Find the string "persone" in the entries and copy each line that has it.

Data records:
□ □ □

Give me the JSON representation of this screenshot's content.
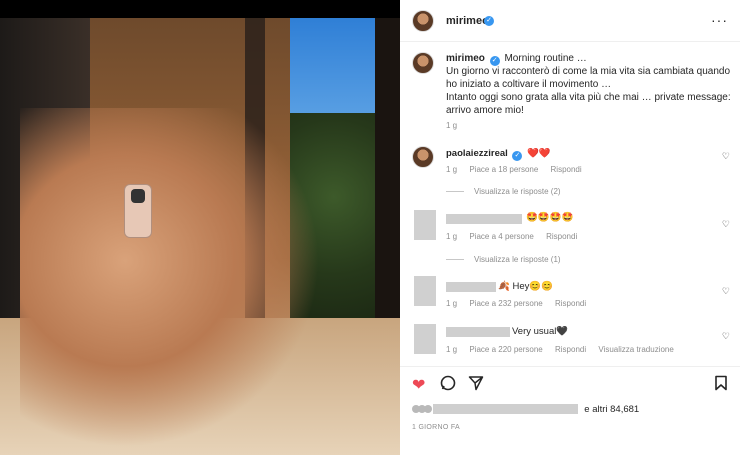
{
  "post": {
    "author": "mirimeo",
    "caption_lines": [
      "Morning routine …",
      "Un giorno vi racconterò di come la mia vita sia cambiata quando",
      "ho iniziato a coltivare il movimento …",
      "Intanto oggi sono grata alla vita più che mai … private message:",
      "arrivo amore mio!"
    ],
    "caption_time": "1 g",
    "more_icon": "···"
  },
  "comments": [
    {
      "user": "paolaiezzireal",
      "text": "❤️❤️",
      "time": "1 g",
      "likes": "Piace a 18 persone",
      "reply": "Rispondi",
      "view_replies": "Visualizza le risposte (2)"
    },
    {
      "user": "",
      "text": "🤩🤩🤩🤩",
      "time": "1 g",
      "likes": "Piace a 4 persone",
      "reply": "Rispondi",
      "view_replies": "Visualizza le risposte (1)"
    },
    {
      "user": "",
      "text": "🍂 Hey😊😊",
      "time": "1 g",
      "likes": "Piace a 232 persone",
      "reply": "Rispondi"
    },
    {
      "user": "",
      "text": "Very usual🖤",
      "time": "1 g",
      "likes": "Piace a 220 persone",
      "reply": "Rispondi",
      "translate": "Visualizza traduzione"
    }
  ],
  "likes_summary": "e altri 84,681",
  "date_label": "1 GIORNO FA",
  "icons": {
    "like": "heart-icon",
    "comment": "comment-icon",
    "share": "share-icon",
    "save": "bookmark-icon"
  },
  "colors": {
    "like_red": "#ed4956",
    "verified_blue": "#3897f0"
  }
}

□ □ □

Answer below:
      "likes": "Piace a 18 persone",
      "likes": "Piace a 4 persone",
      "likes": "Piace a 232 persone",
      "likes": "Piace a 220 persone",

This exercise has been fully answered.